SOURCE EXCERPT.
Chrysostom remarks, "By loss He doth not here mean temporal death, but eternal."

Calvin remarks, "The Evangelist does not speak merely of their bodily life, but means that Christ, sparing them for a time, provided for their eternal salvation. Consider how great their weakness was. What do we think they would have done alone, if brought to the test? Christ did not choose they should be tried beyond the strength He had given, and rescued them from eternal destruction."

It seems to me most probable that at this point of the history the "kiss" of Judas and His "Hail Master" come in. At any rate it is difficult to suppose that Judas could have kissed our Lord, when He first "went forth," and surprised the band by meeting them. There does not seem time for the salutation, nor does it seem probable that Judas would first kiss our Lord and then fall to the ground. Nor does the repeated answer of the band to the question "Whom seek ye?" give the idea that they had as yet recognized our Lord, or had any sign from Judas. I give this as my own conjecture, and admit that the matter is doubtful. But I must think that as soon as the band of soldiers recovered their presence of mind, Judas came forward and kissed our Lord, and then the capture took place. This is the order of events maintained by Chrysostom, Cyril, Theophylact, Gerhard, Jansenius, Lightfoot, Stier, and Alford.

v10.—[Then Simon Peter having a sword, etc.] The event here mentioned is recorded by all the four Gospel-writers, but John alone gives the name of Peter as the striker, and of Malchus as the person struck. The reason commonly assigned for this is probably correct. John’s Gospel was written long after the other three, when Peter and Malchus were both dead, and their names could, therefore, be safely mentioned.

Peter’s impetuous temperament comes out in the action before us. Impulsive, earnest, zealous, and inconsiderate of consequences, he acted hastily, and his zeal soon cooled down and was changed into fear. It is not those who are for a time most demonstrative and fervent, whose religion is deepest. John never smote with the sword; but John never denied his Lord, and was at the foot of the cross when Christ died.

The use of the article "the" before "servant" would seem to indicate that Malchus was some person well-known as an attendant of Caiaphas.

Whether the ear was cut off entirely, or only so cut as to hang down by the skin, may be left to conjecture. In any case we know that it gave occasion for the last miracle of bodily cure which our Lord ever wrought. Luke tells us that He "touched" the ear, and it was instantaneously healed. To the very end of His ministry our Lord did good to His enemies, and gave proof of His divine power. But His hardened enemies gave no heed. Miracles alone convert no one. As in the case of Pharaoh, they only seem to make some men harder and more wicked.

We cannot doubt that Peter meant to kill Malchus with this blow, which was probably aimed at his head. His own agitation probably, and the special interposition of God, alone prevented him taking away the life of another, and endangering his own life and that of his fellow-disciples. What might have happened if Malchus had been killed, no one can tell.

ENTRIES SHOWN.
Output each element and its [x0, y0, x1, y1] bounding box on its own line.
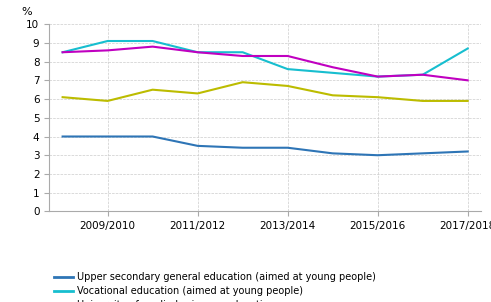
Legend: Upper secondary general education (aimed at young people), Vocational education : Upper secondary general education (aimed…	[54, 272, 376, 302]
Text: %: %	[21, 7, 31, 17]
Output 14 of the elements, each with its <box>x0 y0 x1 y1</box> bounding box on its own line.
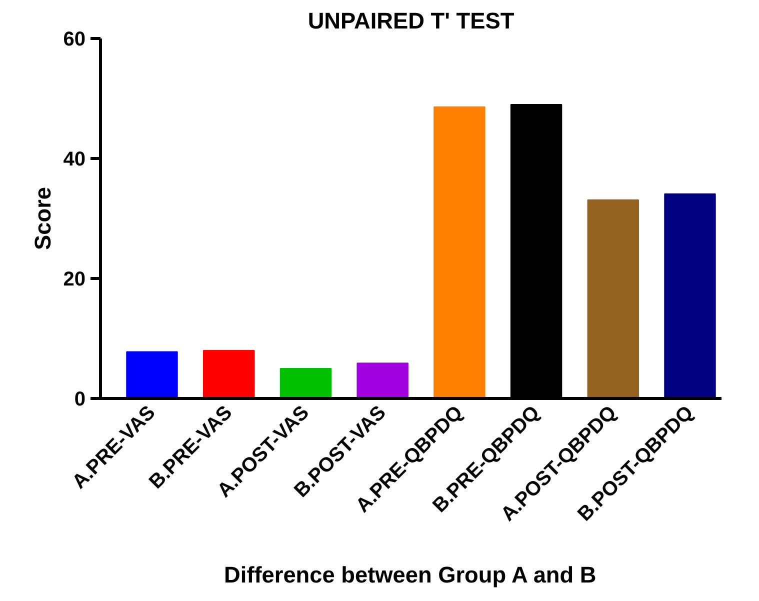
bar <box>280 368 332 398</box>
y-axis-title: Score <box>29 187 56 250</box>
bar <box>202 350 255 398</box>
chart-title: UNPAIRED T' TEST <box>308 8 514 34</box>
bar <box>126 351 178 398</box>
y-tick-label: 0 <box>74 388 86 410</box>
y-tick-label: 40 <box>63 148 86 170</box>
bar <box>356 362 408 398</box>
bar <box>587 199 639 398</box>
bar <box>664 193 716 398</box>
y-tick-label: 60 <box>63 28 86 50</box>
y-tick-label: 20 <box>63 268 86 290</box>
x-axis-title: Difference between Group A and B <box>224 561 596 588</box>
bar <box>434 106 486 398</box>
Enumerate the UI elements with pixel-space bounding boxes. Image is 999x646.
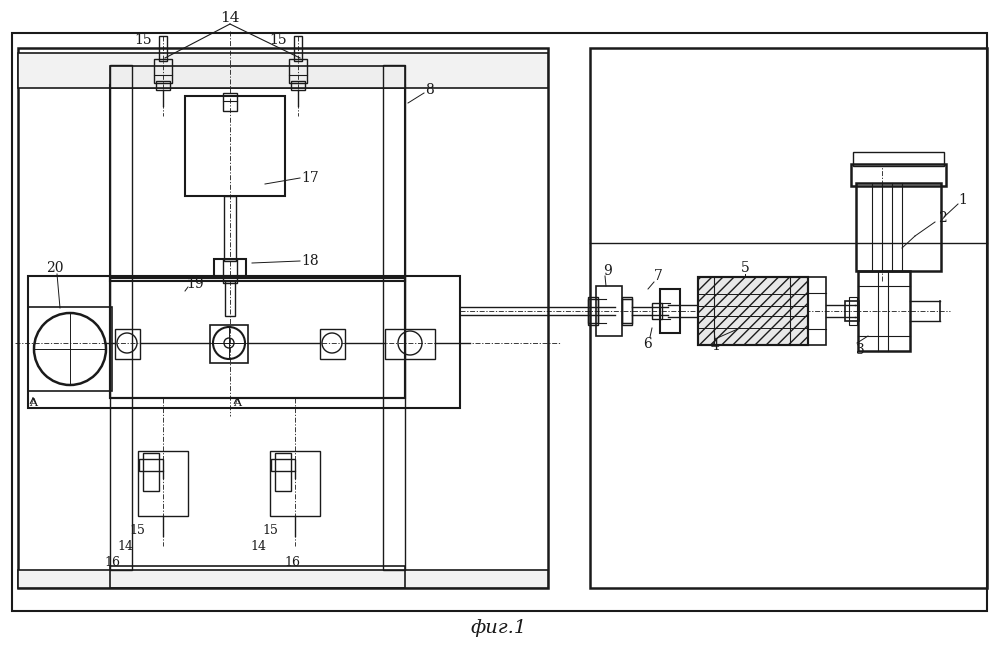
- Bar: [139, 459, 163, 471]
- Bar: [596, 286, 622, 336]
- Text: 3: 3: [855, 343, 864, 357]
- Bar: [622, 297, 632, 325]
- Bar: [28, 307, 112, 391]
- Text: 9: 9: [603, 264, 612, 278]
- Text: 15: 15: [262, 523, 278, 536]
- Text: 19: 19: [186, 277, 204, 291]
- Bar: [698, 277, 808, 345]
- Text: 14: 14: [220, 11, 240, 25]
- Bar: [270, 451, 320, 516]
- Bar: [110, 278, 405, 398]
- Text: 18: 18: [301, 254, 319, 268]
- Bar: [858, 271, 910, 351]
- Text: 20: 20: [46, 261, 64, 275]
- Bar: [28, 276, 460, 408]
- Bar: [588, 297, 598, 325]
- Bar: [271, 459, 295, 471]
- Bar: [156, 81, 170, 90]
- Bar: [214, 259, 246, 276]
- Text: 14: 14: [117, 539, 133, 552]
- Text: A: A: [233, 398, 241, 408]
- Bar: [110, 65, 132, 570]
- Text: 15: 15: [134, 33, 152, 47]
- Bar: [660, 289, 680, 333]
- Bar: [12, 33, 987, 611]
- Bar: [698, 277, 808, 345]
- Bar: [143, 453, 159, 491]
- Bar: [289, 59, 307, 83]
- Bar: [115, 329, 140, 359]
- Text: 5: 5: [740, 261, 749, 275]
- Bar: [223, 259, 237, 283]
- Text: 1: 1: [959, 193, 967, 207]
- Text: 7: 7: [653, 269, 662, 283]
- Bar: [590, 48, 987, 588]
- Bar: [210, 325, 248, 363]
- Bar: [856, 183, 941, 271]
- Bar: [110, 278, 405, 398]
- Text: фиг.1: фиг.1: [471, 619, 527, 637]
- Bar: [154, 59, 172, 83]
- Bar: [110, 85, 405, 281]
- Bar: [185, 96, 285, 196]
- Text: 16: 16: [284, 556, 300, 570]
- Bar: [291, 81, 305, 90]
- Bar: [845, 301, 859, 321]
- Text: A: A: [29, 398, 37, 408]
- Text: 8: 8: [426, 83, 435, 97]
- Text: 4: 4: [710, 339, 719, 353]
- Bar: [225, 281, 235, 316]
- Bar: [320, 329, 345, 359]
- Bar: [275, 453, 291, 491]
- Bar: [808, 277, 826, 345]
- Bar: [138, 451, 188, 516]
- Text: 2: 2: [938, 211, 946, 225]
- Bar: [588, 299, 598, 323]
- Bar: [223, 93, 237, 111]
- Text: 14: 14: [250, 539, 266, 552]
- Bar: [18, 570, 548, 588]
- Bar: [18, 48, 548, 588]
- Text: 17: 17: [301, 171, 319, 185]
- Bar: [110, 66, 405, 88]
- Bar: [294, 36, 302, 61]
- Text: 15: 15: [129, 523, 145, 536]
- Bar: [851, 164, 946, 186]
- Bar: [159, 36, 167, 61]
- Bar: [383, 65, 405, 570]
- Bar: [110, 566, 405, 588]
- Bar: [853, 152, 944, 166]
- Text: 15: 15: [269, 33, 287, 47]
- Bar: [224, 196, 236, 261]
- Bar: [652, 303, 662, 319]
- Bar: [18, 53, 548, 88]
- Bar: [622, 299, 632, 323]
- Text: 6: 6: [643, 337, 652, 351]
- Bar: [849, 297, 857, 325]
- Text: 16: 16: [104, 556, 120, 570]
- Bar: [385, 329, 435, 359]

STATED TASK 1. Copy out the records exactly, everything from the line containing "- Bar: [139, 459, 163, 471]" down to the line containing "- Bar: [590, 48, 987, 588]", including both of those lines.
STATED TASK 2. Write what comes next in the commentary on Peter cutting off the ear of Malchus, picking up right after its final sentence.

FINAL RESULT 1.
- Bar: [139, 459, 163, 471]
- Bar: [596, 286, 622, 336]
- Text: 3: 3: [855, 343, 864, 357]
- Bar: [622, 297, 632, 325]
- Bar: [28, 307, 112, 391]
- Text: 9: 9: [603, 264, 612, 278]
- Text: 15: 15: [262, 523, 278, 536]
- Text: 19: 19: [186, 277, 204, 291]
- Bar: [698, 277, 808, 345]
- Text: 14: 14: [220, 11, 240, 25]
- Bar: [270, 451, 320, 516]
- Bar: [110, 278, 405, 398]
- Text: 18: 18: [301, 254, 319, 268]
- Bar: [858, 271, 910, 351]
- Text: 20: 20: [46, 261, 64, 275]
- Bar: [28, 276, 460, 408]
- Bar: [588, 297, 598, 325]
- Bar: [271, 459, 295, 471]
- Bar: [156, 81, 170, 90]
- Bar: [214, 259, 246, 276]
- Text: 14: 14: [117, 539, 133, 552]
- Text: A: A: [233, 398, 241, 408]
- Bar: [110, 65, 132, 570]
- Text: 15: 15: [134, 33, 152, 47]
- Bar: [660, 289, 680, 333]
- Bar: [12, 33, 987, 611]
- Bar: [698, 277, 808, 345]
- Bar: [143, 453, 159, 491]
- Bar: [289, 59, 307, 83]
- Bar: [115, 329, 140, 359]
- Text: 5: 5: [740, 261, 749, 275]
- Bar: [223, 259, 237, 283]
- Text: 1: 1: [959, 193, 967, 207]
- Text: 7: 7: [653, 269, 662, 283]
- Bar: [590, 48, 987, 588]

FINAL RESULT 2.
Musculus remarks how entirely Peter seems to have forgotten all his Master’s frequent predictions that he would be delivered to the Gentiles and be condemned to death, and acts as if he could prevent what was coming. It was clearly an impulsive act, done without reflection. Zeal not according to knowledge often drives a man into foolish actions, and makes work for repentance.

v11.—[Then said Jesus...the sheath.] This was the language of firm and decided rebuke. It was meant to teach Peter, and all Christians in every age, that the Gospel is not to be propagated or maintained by carnal weapons, or by smiting and violence. Matthew adds the solemn words "All they that take the sword shall perish with the sword." How needful the rebuke, and how true the comment, have often been proved by the history of the Church of Christ. The appeal to the sword can rarely be justified, and has often recoiled on the head of its promoters. The wars of the Protestants on the Continent after the Reformation, and the American war between North and South, furnished melancholy proofs of this. Some of the best Christians have died on battle-fields. Taking the sword, they perished by the sword.

John, for wise reasons, does not mention the miraculous healing of Malchus. Burgon takes occasion to remark that even in the hour of our Lord’s apparent weakness He gave His enemies a miracle of power and a miracle of mercy,—power in striking them to the ground, mercy in healing.

[The cup...Father...given...drink it.] This beautiful saying is peculiar to John’s Gospel. It was meant to show our Lord’s perfect willingness and readiness to drink the bitter cup of suffering which was before Him. It should always be read in connection with the two other expressions about "the cup" which our Lord had very shortly before used in the garden of Gethsemane. First came the prayer, "If it be possible let this cup pass from Me." Then came the resigned declaration, "If this cup may not pass from Me except I drink it, Thy will be done." And last of all comes the firm and composed assertion of perfect readiness for anything: "Shall I not drink the cup given to Me by my Father?" The three expressions taken together are deeply instructive. They show that our Lord in His agony prayed for relief. They show that His prayer was first answered by His being able to submit entirely to His Father’s will. They show that His prayer was finally answered by His being able to show complete willingness to suffer. What an example this is for all believers in the time of trouble! Like our Master we may pray about it, and hope that like Him we shall obtain help by prayer. What a proof this is of our Lord’s power to sympathize with suffering believers. He knows their conflicts by experience.

The absolute voluntariness of Jesus Christ’s suffering for us is nowhere perhaps more remarkably brought out than in this passage. He resents and rebukes the effort of a zealous disciple to repel force by force. He speaks of His sufferings as "a cup" given to Him by His Father, and appointed in the everlasting counsels of the Trinity, and as one which He cheerfully and willingly drinks. "Shall I not drink it? Would you have Me refuse it? Would you prevent my dying for sinners?" It is the more marvellous when we reflect that He who thus willingly suffered was God Almighty as well as man. Nothing can account for the whole scene but the doctrine of atonement and substitution.

To the eye of some, our Lord’s sufferings were forced on Him by the Jews. Yet when He speaks of them here, He looks far above second causes. He says, His sufferings were "the cup given to Him by the Father." Are not all the sufferings of God’s children to be regarded in the same light?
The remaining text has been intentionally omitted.